### What is required
Restate the full listing word for word and leave the pictures out.

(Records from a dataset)
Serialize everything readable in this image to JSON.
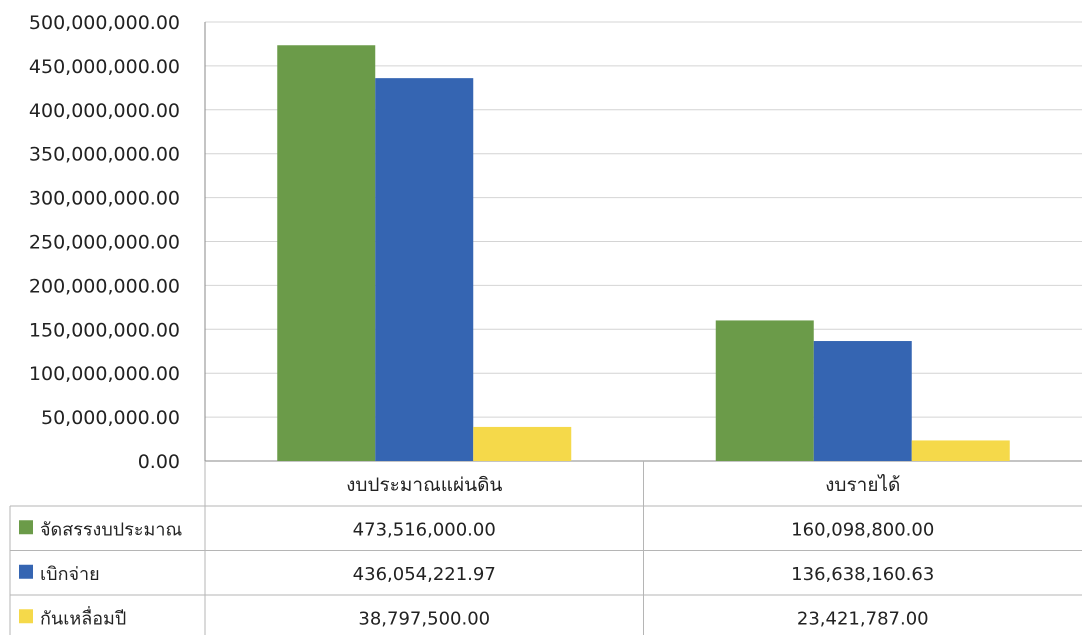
{
  "chart_data": {
    "type": "bar",
    "categories": [
      "งบประมาณแผ่นดิน",
      "งบรายได้"
    ],
    "series": [
      {
        "name": "จัดสรรงบประมาณ",
        "color": "#6b9b49",
        "values": [
          473516000.0,
          160098800.0
        ],
        "labels": [
          "473,516,000.00",
          "160,098,800.00"
        ]
      },
      {
        "name": "เบิกจ่าย",
        "color": "#3565b2",
        "values": [
          436054221.97,
          136638160.63
        ],
        "labels": [
          "436,054,221.97",
          "136,638,160.63"
        ]
      },
      {
        "name": "กันเหลื่อมปี",
        "color": "#f5d94a",
        "values": [
          38797500.0,
          23421787.0
        ],
        "labels": [
          "38,797,500.00",
          "23,421,787.00"
        ]
      }
    ],
    "yticks": [
      "0.00",
      "50,000,000.00",
      "100,000,000.00",
      "150,000,000.00",
      "200,000,000.00",
      "250,000,000.00",
      "300,000,000.00",
      "350,000,000.00",
      "400,000,000.00",
      "450,000,000.00",
      "500,000,000.00"
    ],
    "ylim": [
      0,
      500000000
    ],
    "grid": true,
    "legend": "data-table"
  }
}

### The result
Serialize everything readable in this image to JSON.
{
  "chart_data": {
    "type": "bar",
    "categories": [
      "งบประมาณแผ่นดิน",
      "งบรายได้"
    ],
    "series": [
      {
        "name": "จัดสรรงบประมาณ",
        "color": "#6b9b49",
        "values": [
          473516000.0,
          160098800.0
        ],
        "labels": [
          "473,516,000.00",
          "160,098,800.00"
        ]
      },
      {
        "name": "เบิกจ่าย",
        "color": "#3565b2",
        "values": [
          436054221.97,
          136638160.63
        ],
        "labels": [
          "436,054,221.97",
          "136,638,160.63"
        ]
      },
      {
        "name": "กันเหลื่อมปี",
        "color": "#f5d94a",
        "values": [
          38797500.0,
          23421787.0
        ],
        "labels": [
          "38,797,500.00",
          "23,421,787.00"
        ]
      }
    ],
    "yticks": [
      "0.00",
      "50,000,000.00",
      "100,000,000.00",
      "150,000,000.00",
      "200,000,000.00",
      "250,000,000.00",
      "300,000,000.00",
      "350,000,000.00",
      "400,000,000.00",
      "450,000,000.00",
      "500,000,000.00"
    ],
    "ylim": [
      0,
      500000000
    ],
    "grid": true,
    "legend": "data-table"
  }
}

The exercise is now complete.